:: Exercise data ::

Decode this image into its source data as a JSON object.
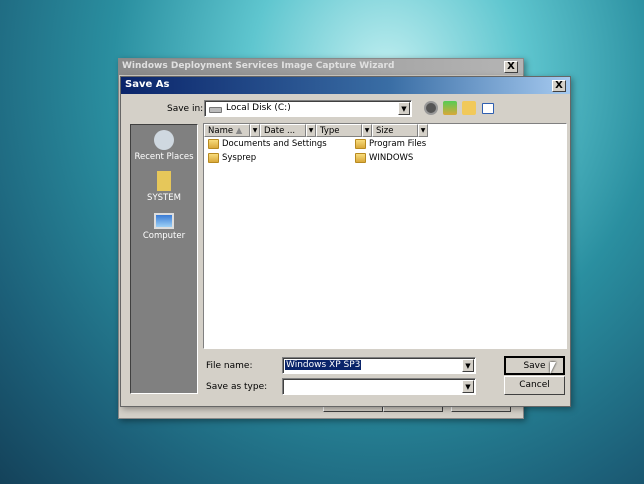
{
  "wizard": {
    "title": "Windows Deployment Services Image Capture Wizard"
  },
  "dialog": {
    "title": "Save As",
    "save_in_label": "Save in:",
    "save_in_value": "Local Disk (C:)",
    "places": [
      {
        "label": "Recent Places"
      },
      {
        "label": "SYSTEM"
      },
      {
        "label": "Computer"
      }
    ],
    "columns": [
      "Name",
      "Date ...",
      "Type",
      "Size"
    ],
    "files": [
      "Documents and Settings",
      "Sysprep",
      "Program Files",
      "WINDOWS"
    ],
    "file_name_label": "File name:",
    "file_name_value": "Windows XP SP3",
    "save_as_type_label": "Save as type:",
    "save_as_type_value": "",
    "save_button": "Save",
    "cancel_button": "Cancel",
    "close_symbol": "X",
    "dropdown_symbol": "▼"
  }
}
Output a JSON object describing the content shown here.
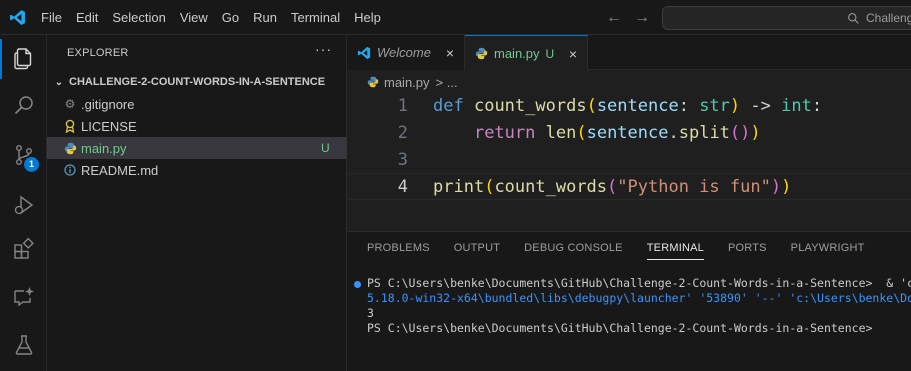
{
  "menu": [
    "File",
    "Edit",
    "Selection",
    "View",
    "Go",
    "Run",
    "Terminal",
    "Help"
  ],
  "search": {
    "text": "Challeng"
  },
  "explorer": {
    "title": "EXPLORER",
    "more": "···",
    "folder": "CHALLENGE-2-COUNT-WORDS-IN-A-SENTENCE",
    "files": [
      {
        "name": ".gitignore",
        "status": ""
      },
      {
        "name": "LICENSE",
        "status": ""
      },
      {
        "name": "main.py",
        "status": "U"
      },
      {
        "name": "README.md",
        "status": ""
      }
    ]
  },
  "activity": {
    "source_control_badge": "1"
  },
  "tabs": [
    {
      "label": "Welcome",
      "close": "×"
    },
    {
      "label": "main.py",
      "status": "U",
      "close": "×"
    }
  ],
  "breadcrumb": {
    "file": "main.py",
    "sep": "> ..."
  },
  "editor": {
    "line_numbers": [
      "1",
      "2",
      "3",
      "4"
    ]
  },
  "panel": {
    "tabs": [
      "PROBLEMS",
      "OUTPUT",
      "DEBUG CONSOLE",
      "TERMINAL",
      "PORTS",
      "PLAYWRIGHT"
    ],
    "active_tab": "TERMINAL",
    "terminal_lines": [
      "PS C:\\Users\\benke\\Documents\\GitHub\\Challenge-2-Count-Words-in-a-Sentence>  & 'c",
      "5.18.0-win32-x64\\bundled\\libs\\debugpy\\launcher' '53890' '--' 'c:\\Users\\benke\\Do",
      "3",
      "PS C:\\Users\\benke\\Documents\\GitHub\\Challenge-2-Count-Words-in-a-Sentence>"
    ]
  },
  "colors": {
    "accent": "#0078d4",
    "untracked": "#73c991",
    "keyword": "#569cd6",
    "function": "#dcdcaa",
    "string": "#ce9178"
  }
}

:::

• **Your objective**
Pull every line containing the word "GitHub" out of the material and copy it.

• **Response**
      "PS C:\\Users\\benke\\Documents\\GitHub\\Challenge-2-Count-Words-in-a-Sentence>  & 'c",
      "PS C:\\Users\\benke\\Documents\\GitHub\\Challenge-2-Count-Words-in-a-Sentence>"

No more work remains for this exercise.